Description of the task: From the entries below, please gather each line containing the string "грузам".

(Entries with figure data)

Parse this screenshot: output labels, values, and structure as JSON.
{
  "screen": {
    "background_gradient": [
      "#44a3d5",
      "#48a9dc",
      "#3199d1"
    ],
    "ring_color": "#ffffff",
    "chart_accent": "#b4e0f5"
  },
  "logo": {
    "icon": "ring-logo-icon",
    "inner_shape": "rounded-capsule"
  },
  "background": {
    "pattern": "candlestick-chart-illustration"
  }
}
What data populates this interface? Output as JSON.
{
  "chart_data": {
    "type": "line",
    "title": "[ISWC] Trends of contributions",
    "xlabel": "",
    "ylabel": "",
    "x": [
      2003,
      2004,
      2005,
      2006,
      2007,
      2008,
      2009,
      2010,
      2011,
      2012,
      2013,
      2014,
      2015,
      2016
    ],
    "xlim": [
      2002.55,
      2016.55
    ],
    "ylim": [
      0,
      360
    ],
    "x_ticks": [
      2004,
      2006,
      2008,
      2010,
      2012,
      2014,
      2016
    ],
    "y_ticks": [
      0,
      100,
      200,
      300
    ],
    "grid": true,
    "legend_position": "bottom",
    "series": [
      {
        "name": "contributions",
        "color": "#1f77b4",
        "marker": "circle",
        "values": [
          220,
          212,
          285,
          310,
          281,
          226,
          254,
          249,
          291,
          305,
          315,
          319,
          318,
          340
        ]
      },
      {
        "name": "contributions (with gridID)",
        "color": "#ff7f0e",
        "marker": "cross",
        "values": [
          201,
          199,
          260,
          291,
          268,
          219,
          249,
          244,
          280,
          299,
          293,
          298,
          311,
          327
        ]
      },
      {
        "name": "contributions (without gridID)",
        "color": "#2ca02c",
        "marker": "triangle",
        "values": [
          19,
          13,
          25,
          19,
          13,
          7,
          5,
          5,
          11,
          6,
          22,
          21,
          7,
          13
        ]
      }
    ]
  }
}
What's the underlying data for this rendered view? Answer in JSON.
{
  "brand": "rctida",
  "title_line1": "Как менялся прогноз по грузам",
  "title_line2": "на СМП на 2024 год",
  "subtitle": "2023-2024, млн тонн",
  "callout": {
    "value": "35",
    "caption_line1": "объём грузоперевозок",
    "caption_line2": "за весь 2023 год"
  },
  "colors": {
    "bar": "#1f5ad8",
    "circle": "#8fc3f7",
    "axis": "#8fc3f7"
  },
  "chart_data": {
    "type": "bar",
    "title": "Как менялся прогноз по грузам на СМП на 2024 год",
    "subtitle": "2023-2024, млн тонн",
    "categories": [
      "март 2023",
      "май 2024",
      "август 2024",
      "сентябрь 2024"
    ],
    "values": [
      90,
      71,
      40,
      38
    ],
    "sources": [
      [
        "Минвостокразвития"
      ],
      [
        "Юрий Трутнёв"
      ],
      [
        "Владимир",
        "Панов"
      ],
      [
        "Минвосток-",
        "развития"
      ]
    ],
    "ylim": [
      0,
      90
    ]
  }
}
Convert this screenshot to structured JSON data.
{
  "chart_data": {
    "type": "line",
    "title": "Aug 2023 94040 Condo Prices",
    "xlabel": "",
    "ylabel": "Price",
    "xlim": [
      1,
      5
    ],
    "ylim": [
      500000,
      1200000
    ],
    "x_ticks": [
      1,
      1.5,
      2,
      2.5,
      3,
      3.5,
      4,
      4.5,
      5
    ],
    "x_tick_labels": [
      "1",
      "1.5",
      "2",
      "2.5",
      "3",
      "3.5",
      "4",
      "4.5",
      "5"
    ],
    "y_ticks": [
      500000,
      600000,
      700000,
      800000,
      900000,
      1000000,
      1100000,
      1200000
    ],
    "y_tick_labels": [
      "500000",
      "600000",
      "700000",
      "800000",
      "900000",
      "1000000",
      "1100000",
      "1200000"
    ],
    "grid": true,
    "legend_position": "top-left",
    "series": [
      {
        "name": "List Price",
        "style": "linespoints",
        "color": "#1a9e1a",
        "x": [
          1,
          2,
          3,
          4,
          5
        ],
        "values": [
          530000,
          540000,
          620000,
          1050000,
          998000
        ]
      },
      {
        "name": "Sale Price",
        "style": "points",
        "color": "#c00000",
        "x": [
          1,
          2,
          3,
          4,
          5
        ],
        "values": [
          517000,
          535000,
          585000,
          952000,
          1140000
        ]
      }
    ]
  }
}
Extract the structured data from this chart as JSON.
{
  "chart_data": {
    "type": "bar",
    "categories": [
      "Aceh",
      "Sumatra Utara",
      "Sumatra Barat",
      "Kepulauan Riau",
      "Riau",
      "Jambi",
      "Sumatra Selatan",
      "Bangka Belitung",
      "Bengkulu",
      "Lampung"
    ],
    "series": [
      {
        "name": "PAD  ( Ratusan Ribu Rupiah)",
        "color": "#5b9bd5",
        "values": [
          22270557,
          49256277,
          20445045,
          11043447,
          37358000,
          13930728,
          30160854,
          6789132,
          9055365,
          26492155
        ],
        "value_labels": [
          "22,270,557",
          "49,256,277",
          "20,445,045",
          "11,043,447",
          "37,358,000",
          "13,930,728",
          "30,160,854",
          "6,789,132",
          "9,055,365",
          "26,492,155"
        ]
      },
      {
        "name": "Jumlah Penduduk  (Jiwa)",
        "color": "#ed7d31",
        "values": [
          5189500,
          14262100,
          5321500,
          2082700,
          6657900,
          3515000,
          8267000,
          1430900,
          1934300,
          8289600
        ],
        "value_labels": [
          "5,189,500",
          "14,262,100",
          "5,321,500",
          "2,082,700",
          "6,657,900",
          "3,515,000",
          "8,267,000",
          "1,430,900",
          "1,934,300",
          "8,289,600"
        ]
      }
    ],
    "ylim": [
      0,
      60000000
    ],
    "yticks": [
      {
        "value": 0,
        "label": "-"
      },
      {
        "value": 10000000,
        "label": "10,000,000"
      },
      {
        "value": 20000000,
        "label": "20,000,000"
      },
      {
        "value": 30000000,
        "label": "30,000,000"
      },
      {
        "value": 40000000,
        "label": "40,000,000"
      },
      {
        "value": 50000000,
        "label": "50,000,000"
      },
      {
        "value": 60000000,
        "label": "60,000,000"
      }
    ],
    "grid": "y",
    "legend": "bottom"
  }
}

Problem solution:
  "title_line1": "Как менялся прогноз по грузам",
    "title": "Как менялся прогноз по грузам на СМП на 2024 год",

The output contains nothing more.